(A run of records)
-- Start --
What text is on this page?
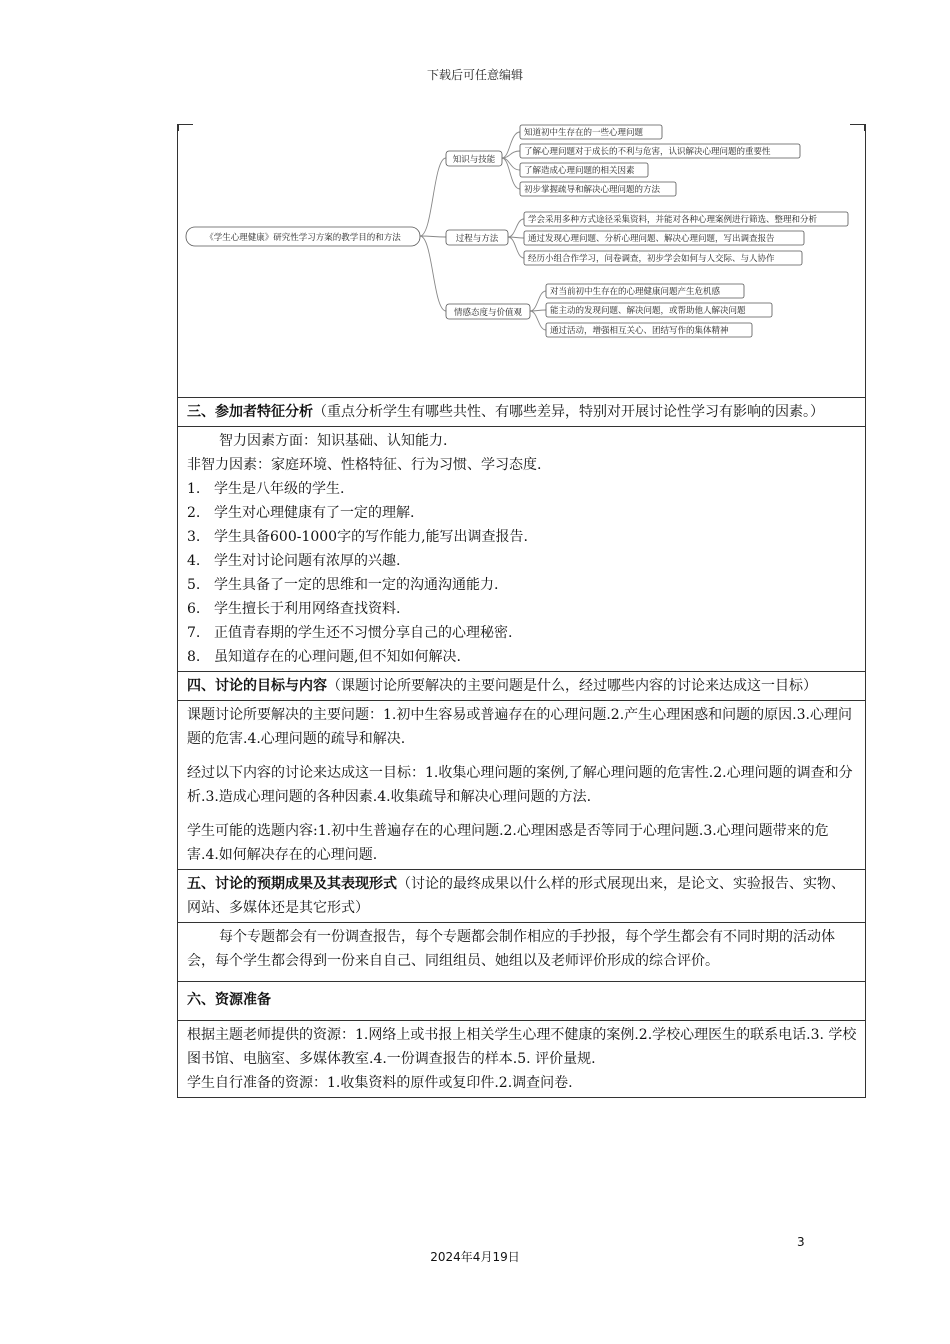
下载后可任意编辑
《学生心理健康》研究性学习方案的教学目的和方法
知识与技能
知道初中生存在的一些心理问题
了解心理问题对于成长的不利与危害，认识解决心理问题的重要性
了解造成心理问题的相关因素
初步掌握疏导和解决心理问题的方法
过程与方法
学会采用多种方式途径采集资料，并能对各种心理案例进行筛选、整理和分析
通过发现心理问题、分析心理问题、解决心理问题，写出调查报告
经历小组合作学习，问卷调查，初步学会如何与人交际、与人协作
情感态度与价值观
对当前初中生存在的心理健康问题产生危机感
能主动的发现问题、解决问题，或帮助他人解决问题
通过活动，增强相互关心、团结写作的集体精神
三、参加者特征分析（重点分析学生有哪些共性、有哪些差异，特别对开展讨论性学习有影响的因素。）

智力因素方面：知识基础、认知能力.

非智力因素：家庭环境、性格特征、行为习惯、学习态度.

1. 学生是八年级的学生.
2. 学生对心理健康有了一定的理解.
3. 学生具备600-1000字的写作能力,能写出调查报告.
4. 学生对讨论问题有浓厚的兴趣.
5. 学生具备了一定的思维和一定的沟通沟通能力.
6. 学生擅长于利用网络查找资料.
7. 正值青春期的学生还不习惯分享自己的心理秘密.
8. 虽知道存在的心理问题,但不知如何解决.
四、讨论的目标与内容（课题讨论所要解决的主要问题是什么，经过哪些内容的讨论来达成这一目标）

课题讨论所要解决的主要问题：1.初中生容易或普遍存在的心理问题.2.产生心理困惑和问题的原因.3.心理问题的危害.4.心理问题的疏导和解决.

经过以下内容的讨论来达成这一目标：1.收集心理问题的案例,了解心理问题的危害性.2.心理问题的调查和分析.3.造成心理问题的各种因素.4.收集疏导和解决心理问题的方法.

学生可能的选题内容:1.初中生普遍存在的心理问题.2.心理困惑是否等同于心理问题.3.心理问题带来的危害.4.如何解决存在的心理问题.

五、讨论的预期成果及其表现形式（讨论的最终成果以什么样的形式展现出来，是论文、实验报告、实物、网站、多媒体还是其它形式）

每个专题都会有一份调查报告，每个专题都会制作相应的手抄报，每个学生都会有不同时期的活动体会，每个学生都会得到一份来自自己、同组组员、她组以及老师评价形成的综合评价。

六、资源准备

根据主题老师提供的资源：1.网络上或书报上相关学生心理不健康的案例.2.学校心理医生的联系电话.3. 学校图书馆、电脑室、多媒体教室.4.一份调查报告的样本.5. 评价量规.

学生自行准备的资源：1.收集资料的原件或复印件.2.调查问卷.

3
2024年4月19日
-- End --
#### [TASK DIRECTIONS]
Reproduce each line of the records exactly, and omit every picture.

#### [SOLUTION FOR THIS TASK]
What text is on this page?
下载后可任意编辑
《学生心理健康》研究性学习方案的教学目的和方法
知识与技能
知道初中生存在的一些心理问题
了解心理问题对于成长的不利与危害，认识解决心理问题的重要性
了解造成心理问题的相关因素
初步掌握疏导和解决心理问题的方法
过程与方法
学会采用多种方式途径采集资料，并能对各种心理案例进行筛选、整理和分析
通过发现心理问题、分析心理问题、解决心理问题，写出调查报告
经历小组合作学习，问卷调查，初步学会如何与人交际、与人协作
情感态度与价值观
对当前初中生存在的心理健康问题产生危机感
能主动的发现问题、解决问题，或帮助他人解决问题
通过活动，增强相互关心、团结写作的集体精神
三、参加者特征分析（重点分析学生有哪些共性、有哪些差异，特别对开展讨论性学习有影响的因素。）

智力因素方面：知识基础、认知能力.

非智力因素：家庭环境、性格特征、行为习惯、学习态度.

1. 学生是八年级的学生.
2. 学生对心理健康有了一定的理解.
3. 学生具备600-1000字的写作能力,能写出调查报告.
4. 学生对讨论问题有浓厚的兴趣.
5. 学生具备了一定的思维和一定的沟通沟通能力.
6. 学生擅长于利用网络查找资料.
7. 正值青春期的学生还不习惯分享自己的心理秘密.
8. 虽知道存在的心理问题,但不知如何解决.
四、讨论的目标与内容（课题讨论所要解决的主要问题是什么，经过哪些内容的讨论来达成这一目标）

课题讨论所要解决的主要问题：1.初中生容易或普遍存在的心理问题.2.产生心理困惑和问题的原因.3.心理问题的危害.4.心理问题的疏导和解决.

经过以下内容的讨论来达成这一目标：1.收集心理问题的案例,了解心理问题的危害性.2.心理问题的调查和分析.3.造成心理问题的各种因素.4.收集疏导和解决心理问题的方法.

学生可能的选题内容:1.初中生普遍存在的心理问题.2.心理困惑是否等同于心理问题.3.心理问题带来的危害.4.如何解决存在的心理问题.

五、讨论的预期成果及其表现形式（讨论的最终成果以什么样的形式展现出来，是论文、实验报告、实物、网站、多媒体还是其它形式）

每个专题都会有一份调查报告，每个专题都会制作相应的手抄报，每个学生都会有不同时期的活动体会，每个学生都会得到一份来自自己、同组组员、她组以及老师评价形成的综合评价。

六、资源准备

根据主题老师提供的资源：1.网络上或书报上相关学生心理不健康的案例.2.学校心理医生的联系电话.3. 学校图书馆、电脑室、多媒体教室.4.一份调查报告的样本.5. 评价量规.

学生自行准备的资源：1.收集资料的原件或复印件.2.调查问卷.

3
2024年4月19日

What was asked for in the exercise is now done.